Dataset records:
====================
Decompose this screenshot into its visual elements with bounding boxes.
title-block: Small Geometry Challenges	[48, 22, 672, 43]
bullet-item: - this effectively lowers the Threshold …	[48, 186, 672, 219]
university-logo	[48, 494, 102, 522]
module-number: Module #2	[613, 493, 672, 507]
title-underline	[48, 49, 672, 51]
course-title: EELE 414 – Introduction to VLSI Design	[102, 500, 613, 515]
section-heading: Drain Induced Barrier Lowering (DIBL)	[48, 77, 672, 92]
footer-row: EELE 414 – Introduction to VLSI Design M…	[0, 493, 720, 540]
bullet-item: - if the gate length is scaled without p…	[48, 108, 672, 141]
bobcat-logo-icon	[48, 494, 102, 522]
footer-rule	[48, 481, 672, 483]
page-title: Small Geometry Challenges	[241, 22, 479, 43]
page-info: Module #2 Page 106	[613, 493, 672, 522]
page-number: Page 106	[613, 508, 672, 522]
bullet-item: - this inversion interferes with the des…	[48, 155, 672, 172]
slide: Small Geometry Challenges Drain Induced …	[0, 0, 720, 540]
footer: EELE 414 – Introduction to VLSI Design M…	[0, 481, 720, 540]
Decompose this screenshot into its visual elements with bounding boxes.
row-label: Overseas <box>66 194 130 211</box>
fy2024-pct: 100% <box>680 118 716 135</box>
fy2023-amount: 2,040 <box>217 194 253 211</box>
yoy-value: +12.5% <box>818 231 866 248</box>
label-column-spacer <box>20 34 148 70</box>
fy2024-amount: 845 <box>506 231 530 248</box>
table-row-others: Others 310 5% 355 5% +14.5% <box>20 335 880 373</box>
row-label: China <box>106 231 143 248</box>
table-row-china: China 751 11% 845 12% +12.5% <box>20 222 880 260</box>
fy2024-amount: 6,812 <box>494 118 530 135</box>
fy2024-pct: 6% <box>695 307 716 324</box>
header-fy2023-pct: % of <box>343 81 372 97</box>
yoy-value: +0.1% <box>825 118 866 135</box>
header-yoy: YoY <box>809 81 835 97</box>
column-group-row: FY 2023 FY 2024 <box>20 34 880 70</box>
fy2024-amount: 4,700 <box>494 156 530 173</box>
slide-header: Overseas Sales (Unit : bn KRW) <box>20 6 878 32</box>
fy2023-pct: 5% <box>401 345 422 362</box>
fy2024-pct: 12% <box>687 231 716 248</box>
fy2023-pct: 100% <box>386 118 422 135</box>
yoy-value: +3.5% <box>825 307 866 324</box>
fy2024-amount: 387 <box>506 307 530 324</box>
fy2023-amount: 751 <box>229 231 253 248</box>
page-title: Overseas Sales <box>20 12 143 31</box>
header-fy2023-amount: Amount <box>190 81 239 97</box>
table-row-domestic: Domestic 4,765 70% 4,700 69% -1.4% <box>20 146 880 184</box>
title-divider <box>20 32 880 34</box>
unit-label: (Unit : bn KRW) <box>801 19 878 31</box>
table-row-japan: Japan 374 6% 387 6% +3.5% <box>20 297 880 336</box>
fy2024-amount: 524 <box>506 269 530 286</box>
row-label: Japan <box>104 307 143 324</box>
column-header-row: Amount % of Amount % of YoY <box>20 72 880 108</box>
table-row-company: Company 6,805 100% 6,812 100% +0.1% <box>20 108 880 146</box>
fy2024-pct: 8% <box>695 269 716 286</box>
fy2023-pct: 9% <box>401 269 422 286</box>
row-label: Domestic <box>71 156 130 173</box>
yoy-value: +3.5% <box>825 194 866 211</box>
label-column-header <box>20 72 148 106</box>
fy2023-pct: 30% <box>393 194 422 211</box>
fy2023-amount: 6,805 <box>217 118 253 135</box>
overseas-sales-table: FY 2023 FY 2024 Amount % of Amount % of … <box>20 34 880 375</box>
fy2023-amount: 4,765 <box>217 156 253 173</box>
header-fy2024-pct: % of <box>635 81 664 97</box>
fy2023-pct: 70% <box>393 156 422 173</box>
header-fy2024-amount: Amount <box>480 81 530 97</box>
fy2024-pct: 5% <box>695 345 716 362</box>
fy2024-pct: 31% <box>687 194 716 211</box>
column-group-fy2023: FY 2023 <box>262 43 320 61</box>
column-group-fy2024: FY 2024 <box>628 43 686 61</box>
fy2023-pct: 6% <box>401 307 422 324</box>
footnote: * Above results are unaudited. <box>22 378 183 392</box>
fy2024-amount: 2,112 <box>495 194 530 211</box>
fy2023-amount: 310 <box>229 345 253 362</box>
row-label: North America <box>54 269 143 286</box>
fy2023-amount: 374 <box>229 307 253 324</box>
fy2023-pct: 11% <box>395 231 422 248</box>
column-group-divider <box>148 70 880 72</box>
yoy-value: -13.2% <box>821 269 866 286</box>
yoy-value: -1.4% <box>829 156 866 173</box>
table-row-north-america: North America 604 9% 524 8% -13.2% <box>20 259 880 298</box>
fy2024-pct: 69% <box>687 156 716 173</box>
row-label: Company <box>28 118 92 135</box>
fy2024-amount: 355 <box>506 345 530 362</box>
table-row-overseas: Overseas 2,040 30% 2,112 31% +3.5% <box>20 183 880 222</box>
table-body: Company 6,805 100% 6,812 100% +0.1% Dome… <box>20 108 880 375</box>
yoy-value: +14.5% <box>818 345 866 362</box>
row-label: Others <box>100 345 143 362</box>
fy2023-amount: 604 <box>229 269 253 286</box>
====================
Set exercise:
Write out all of the entries above line by line, keeping every word, number and mark unchanged.

Completed exercise:
Decompose this screenshot into its visual elements with bounding boxes.
title-block: Small Geometry Challenges	[48, 22, 672, 43]
bullet-item: - this effectively lowers the Threshold …	[48, 186, 672, 219]
university-logo	[48, 494, 102, 522]
module-number: Module #2	[613, 493, 672, 507]
title-underline	[48, 49, 672, 51]
course-title: EELE 414 – Introduction to VLSI Design	[102, 500, 613, 515]
section-heading: Drain Induced Barrier Lowering (DIBL)	[48, 77, 672, 92]
footer-row: EELE 414 – Introduction to VLSI Design M…	[0, 493, 720, 540]
bullet-item: - if the gate length is scaled without p…	[48, 108, 672, 141]
bobcat-logo-icon	[48, 494, 102, 522]
footer-rule	[48, 481, 672, 483]
page-title: Small Geometry Challenges	[241, 22, 479, 43]
page-info: Module #2 Page 106	[613, 493, 672, 522]
page-number: Page 106	[613, 508, 672, 522]
bullet-item: - this inversion interferes with the des…	[48, 155, 672, 172]
slide: Small Geometry Challenges Drain Induced …	[0, 0, 720, 540]
footer: EELE 414 – Introduction to VLSI Design M…	[0, 481, 720, 540]
Decompose this screenshot into its visual elements with bounding boxes.
row-label: Overseas <box>66 194 130 211</box>
fy2024-pct: 100% <box>680 118 716 135</box>
fy2023-amount: 2,040 <box>217 194 253 211</box>
yoy-value: +12.5% <box>818 231 866 248</box>
label-column-spacer <box>20 34 148 70</box>
fy2024-amount: 845 <box>506 231 530 248</box>
table-row-others: Others 310 5% 355 5% +14.5% <box>20 335 880 373</box>
row-label: China <box>106 231 143 248</box>
table-row-china: China 751 11% 845 12% +12.5% <box>20 222 880 260</box>
fy2024-amount: 6,812 <box>494 118 530 135</box>
fy2024-pct: 6% <box>695 307 716 324</box>
header-fy2023-pct: % of <box>343 81 372 97</box>
yoy-value: +0.1% <box>825 118 866 135</box>
header-yoy: YoY <box>809 81 835 97</box>
column-group-row: FY 2023 FY 2024 <box>20 34 880 70</box>
fy2024-amount: 4,700 <box>494 156 530 173</box>
slide-header: Overseas Sales (Unit : bn KRW) <box>20 6 878 32</box>
fy2023-pct: 5% <box>401 345 422 362</box>
fy2024-pct: 12% <box>687 231 716 248</box>
fy2023-pct: 100% <box>386 118 422 135</box>
yoy-value: +3.5% <box>825 307 866 324</box>
fy2024-amount: 387 <box>506 307 530 324</box>
fy2023-amount: 751 <box>229 231 253 248</box>
page-title: Overseas Sales <box>20 12 143 31</box>
header-fy2023-amount: Amount <box>190 81 239 97</box>
table-row-domestic: Domestic 4,765 70% 4,700 69% -1.4% <box>20 146 880 184</box>
title-divider <box>20 32 880 34</box>
unit-label: (Unit : bn KRW) <box>801 19 878 31</box>
table-row-japan: Japan 374 6% 387 6% +3.5% <box>20 297 880 336</box>
fy2024-amount: 524 <box>506 269 530 286</box>
row-label: Japan <box>104 307 143 324</box>
column-header-row: Amount % of Amount % of YoY <box>20 72 880 108</box>
table-row-company: Company 6,805 100% 6,812 100% +0.1% <box>20 108 880 146</box>
fy2024-pct: 8% <box>695 269 716 286</box>
fy2023-pct: 9% <box>401 269 422 286</box>
row-label: Domestic <box>71 156 130 173</box>
yoy-value: +3.5% <box>825 194 866 211</box>
label-column-header <box>20 72 148 106</box>
fy2023-pct: 30% <box>393 194 422 211</box>
fy2023-amount: 6,805 <box>217 118 253 135</box>
overseas-sales-table: FY 2023 FY 2024 Amount % of Amount % of … <box>20 34 880 375</box>
fy2023-amount: 4,765 <box>217 156 253 173</box>
header-fy2024-pct: % of <box>635 81 664 97</box>
fy2023-pct: 70% <box>393 156 422 173</box>
header-fy2024-amount: Amount <box>480 81 530 97</box>
fy2024-pct: 5% <box>695 345 716 362</box>
fy2024-pct: 31% <box>687 194 716 211</box>
column-group-fy2023: FY 2023 <box>262 43 320 61</box>
column-group-fy2024: FY 2024 <box>628 43 686 61</box>
fy2023-pct: 6% <box>401 307 422 324</box>
footnote: * Above results are unaudited. <box>22 378 183 392</box>
fy2024-amount: 2,112 <box>495 194 530 211</box>
fy2023-amount: 310 <box>229 345 253 362</box>
row-label: North America <box>54 269 143 286</box>
fy2023-amount: 374 <box>229 307 253 324</box>
fy2023-pct: 11% <box>395 231 422 248</box>
column-group-divider <box>148 70 880 72</box>
yoy-value: -13.2% <box>821 269 866 286</box>
yoy-value: -1.4% <box>829 156 866 173</box>
table-row-north-america: North America 604 9% 524 8% -13.2% <box>20 259 880 298</box>
fy2024-pct: 69% <box>687 156 716 173</box>
row-label: Company <box>28 118 92 135</box>
fy2024-amount: 355 <box>506 345 530 362</box>
table-row-overseas: Overseas 2,040 30% 2,112 31% +3.5% <box>20 183 880 222</box>
table-body: Company 6,805 100% 6,812 100% +0.1% Dome… <box>20 108 880 375</box>
yoy-value: +14.5% <box>818 345 866 362</box>
row-label: Others <box>100 345 143 362</box>
fy2023-amount: 604 <box>229 269 253 286</box>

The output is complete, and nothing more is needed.